What is expected: Keep every line where the word "vision" appears; drop the rest.

[Data records]
######

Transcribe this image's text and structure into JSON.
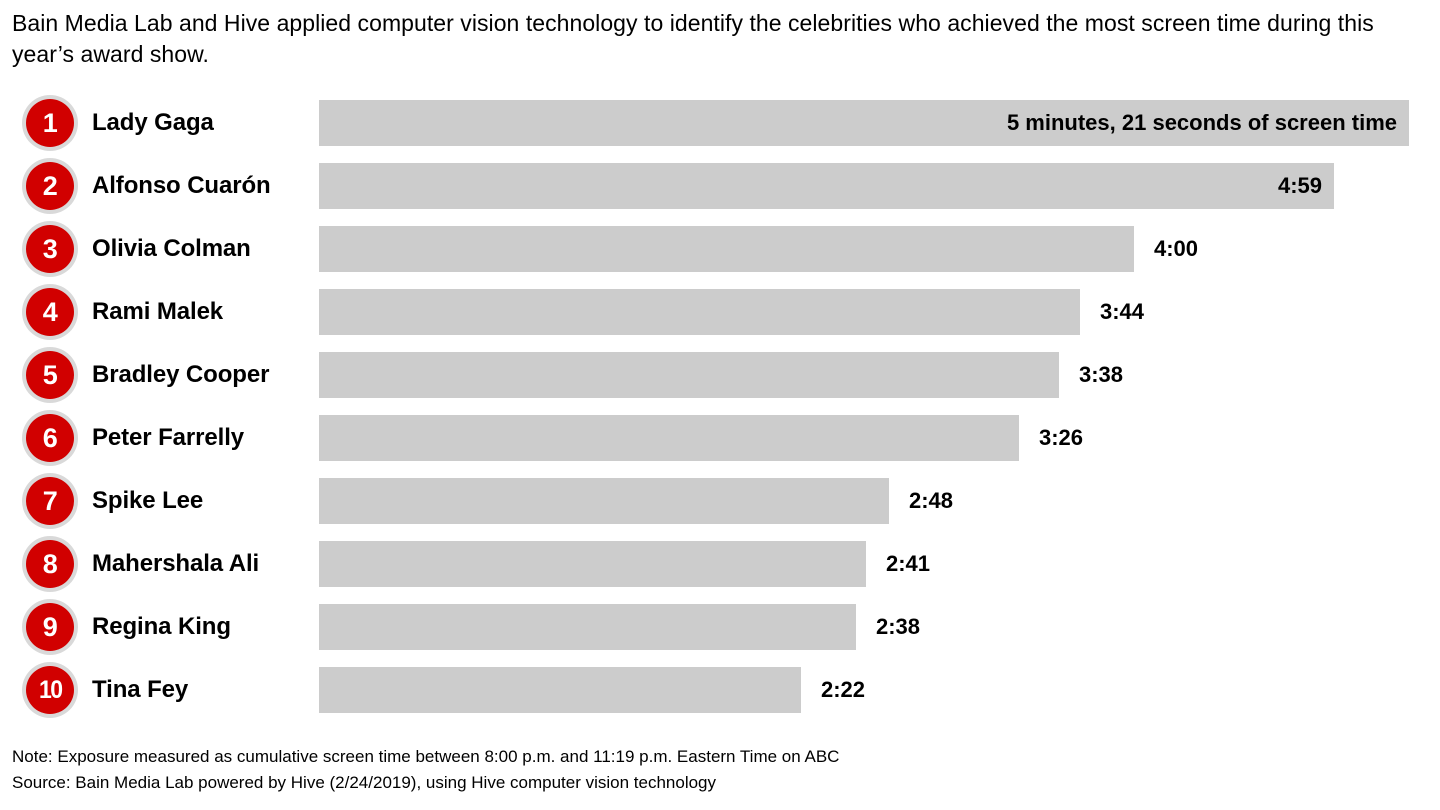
{
  "headline": "Bain Media Lab and Hive applied computer vision technology to identify the celebrities who achieved the most screen time during this year’s award show.",
  "colors": {
    "badge_fill": "#d10000",
    "badge_ring": "#d9d9d9",
    "bar_fill": "#cccccc",
    "text": "#000000",
    "background": "#ffffff"
  },
  "footnotes": {
    "note": "Note: Exposure measured as cumulative screen time between 8:00 p.m. and 11:19 p.m. Eastern Time on ABC",
    "source": "Source: Bain Media Lab powered by Hive (2/24/2019), using Hive computer vision technology"
  },
  "chart_data": {
    "type": "bar",
    "orientation": "horizontal",
    "title": "Bain Media Lab and Hive applied computer vision technology to identify the celebrities who achieved the most screen time during this year’s award show.",
    "xlabel": "",
    "ylabel": "",
    "grid": false,
    "legend": "none",
    "value_unit": "minutes:seconds of screen time",
    "xlim": [
      0,
      321
    ],
    "categories": [
      "Lady Gaga",
      "Alfonso Cuarón",
      "Olivia Colman",
      "Rami Malek",
      "Bradley Cooper",
      "Peter Farrelly",
      "Spike Lee",
      "Mahershala Ali",
      "Regina King",
      "Tina Fey"
    ],
    "values": [
      321,
      299,
      240,
      224,
      218,
      206,
      168,
      161,
      158,
      142
    ],
    "value_labels": [
      "5 minutes, 21 seconds of screen time",
      "4:59",
      "4:00",
      "3:44",
      "3:38",
      "3:26",
      "2:48",
      "2:41",
      "2:38",
      "2:22"
    ],
    "ranks": [
      "1",
      "2",
      "3",
      "4",
      "5",
      "6",
      "7",
      "8",
      "9",
      "10"
    ],
    "label_placement": [
      "inside",
      "inside",
      "outside",
      "outside",
      "outside",
      "outside",
      "outside",
      "outside",
      "outside",
      "outside"
    ]
  }
}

######

Task output:
  "headline": "Bain Media Lab and Hive applied computer vision technology to identify the celebrities who achieved the most screen time during this year’s award show.",
    "source": "Source: Bain Media Lab powered by Hive (2/24/2019), using Hive computer vision technology"
    "title": "Bain Media Lab and Hive applied computer vision technology to identify the celebrities who achieved the most screen time during this year’s award show.",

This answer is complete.